**What you need to do**:
Look below and pull out each line with the word "area".

(Figure record extracts)
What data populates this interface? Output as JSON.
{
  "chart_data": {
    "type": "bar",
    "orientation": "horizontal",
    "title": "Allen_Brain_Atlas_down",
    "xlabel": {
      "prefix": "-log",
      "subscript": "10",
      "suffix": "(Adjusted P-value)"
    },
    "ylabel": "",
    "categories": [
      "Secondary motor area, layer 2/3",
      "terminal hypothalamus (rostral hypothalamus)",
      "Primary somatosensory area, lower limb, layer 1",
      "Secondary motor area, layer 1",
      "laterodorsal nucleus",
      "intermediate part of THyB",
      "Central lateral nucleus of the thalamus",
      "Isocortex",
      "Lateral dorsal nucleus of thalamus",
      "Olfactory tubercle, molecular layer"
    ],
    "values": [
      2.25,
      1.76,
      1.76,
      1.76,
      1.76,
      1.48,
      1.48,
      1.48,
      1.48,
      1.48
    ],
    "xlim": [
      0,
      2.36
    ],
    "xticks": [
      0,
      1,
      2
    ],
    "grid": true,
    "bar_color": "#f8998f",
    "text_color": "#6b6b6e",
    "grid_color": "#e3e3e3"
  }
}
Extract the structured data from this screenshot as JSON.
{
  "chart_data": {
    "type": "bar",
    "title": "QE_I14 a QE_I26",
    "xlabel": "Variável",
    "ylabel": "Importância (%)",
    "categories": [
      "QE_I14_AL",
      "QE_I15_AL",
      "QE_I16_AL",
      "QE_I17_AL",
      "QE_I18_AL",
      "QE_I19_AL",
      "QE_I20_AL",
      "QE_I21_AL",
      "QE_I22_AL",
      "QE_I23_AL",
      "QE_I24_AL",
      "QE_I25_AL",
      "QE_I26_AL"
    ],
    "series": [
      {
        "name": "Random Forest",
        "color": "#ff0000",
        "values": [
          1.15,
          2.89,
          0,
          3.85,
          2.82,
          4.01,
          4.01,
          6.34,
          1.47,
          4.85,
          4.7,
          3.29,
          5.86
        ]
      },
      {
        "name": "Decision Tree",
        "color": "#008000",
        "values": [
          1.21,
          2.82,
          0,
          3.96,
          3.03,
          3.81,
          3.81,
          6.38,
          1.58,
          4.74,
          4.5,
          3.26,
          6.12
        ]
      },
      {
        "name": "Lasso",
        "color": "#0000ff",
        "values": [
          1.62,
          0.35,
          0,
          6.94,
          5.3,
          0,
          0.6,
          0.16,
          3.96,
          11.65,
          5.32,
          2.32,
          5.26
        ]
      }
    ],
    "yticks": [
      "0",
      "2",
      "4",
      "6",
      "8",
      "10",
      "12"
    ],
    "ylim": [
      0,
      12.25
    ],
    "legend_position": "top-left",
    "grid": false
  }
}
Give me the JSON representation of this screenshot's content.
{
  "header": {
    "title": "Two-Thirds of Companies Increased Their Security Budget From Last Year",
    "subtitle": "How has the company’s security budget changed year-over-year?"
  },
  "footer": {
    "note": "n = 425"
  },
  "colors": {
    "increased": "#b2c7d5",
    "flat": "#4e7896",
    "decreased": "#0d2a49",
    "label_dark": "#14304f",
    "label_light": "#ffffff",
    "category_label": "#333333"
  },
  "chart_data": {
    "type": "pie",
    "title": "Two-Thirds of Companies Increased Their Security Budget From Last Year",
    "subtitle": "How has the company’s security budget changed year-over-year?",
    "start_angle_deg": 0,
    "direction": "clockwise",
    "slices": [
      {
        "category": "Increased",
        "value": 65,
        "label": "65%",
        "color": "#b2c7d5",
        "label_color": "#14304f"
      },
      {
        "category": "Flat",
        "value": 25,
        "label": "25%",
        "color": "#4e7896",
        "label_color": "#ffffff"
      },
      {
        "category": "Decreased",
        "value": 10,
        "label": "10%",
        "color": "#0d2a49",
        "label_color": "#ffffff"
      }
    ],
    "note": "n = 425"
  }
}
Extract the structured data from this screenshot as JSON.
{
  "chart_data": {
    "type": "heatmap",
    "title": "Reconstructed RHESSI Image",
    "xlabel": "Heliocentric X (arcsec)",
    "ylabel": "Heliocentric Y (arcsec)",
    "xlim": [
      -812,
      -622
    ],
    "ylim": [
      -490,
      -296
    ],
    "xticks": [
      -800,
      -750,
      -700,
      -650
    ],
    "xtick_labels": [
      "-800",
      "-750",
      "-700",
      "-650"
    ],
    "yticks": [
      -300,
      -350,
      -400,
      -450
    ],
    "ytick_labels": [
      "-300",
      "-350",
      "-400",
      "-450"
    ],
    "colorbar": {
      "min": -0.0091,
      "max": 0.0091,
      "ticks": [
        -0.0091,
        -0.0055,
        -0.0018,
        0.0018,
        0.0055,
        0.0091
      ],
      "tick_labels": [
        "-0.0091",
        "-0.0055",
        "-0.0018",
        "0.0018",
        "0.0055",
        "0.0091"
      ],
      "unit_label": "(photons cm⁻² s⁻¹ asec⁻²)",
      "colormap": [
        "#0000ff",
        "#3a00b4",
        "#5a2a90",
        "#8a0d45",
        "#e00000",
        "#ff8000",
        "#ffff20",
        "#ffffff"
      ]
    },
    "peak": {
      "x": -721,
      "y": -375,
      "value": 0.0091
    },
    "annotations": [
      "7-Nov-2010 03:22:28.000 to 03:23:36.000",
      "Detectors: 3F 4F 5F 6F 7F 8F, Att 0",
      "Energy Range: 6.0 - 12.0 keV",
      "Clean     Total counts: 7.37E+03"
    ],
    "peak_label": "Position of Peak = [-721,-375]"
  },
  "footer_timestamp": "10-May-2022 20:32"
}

**Written response**:
      "Secondary motor area, layer 2/3",
      "Primary somatosensory area, lower limb, layer 1",
      "Secondary motor area, layer 1",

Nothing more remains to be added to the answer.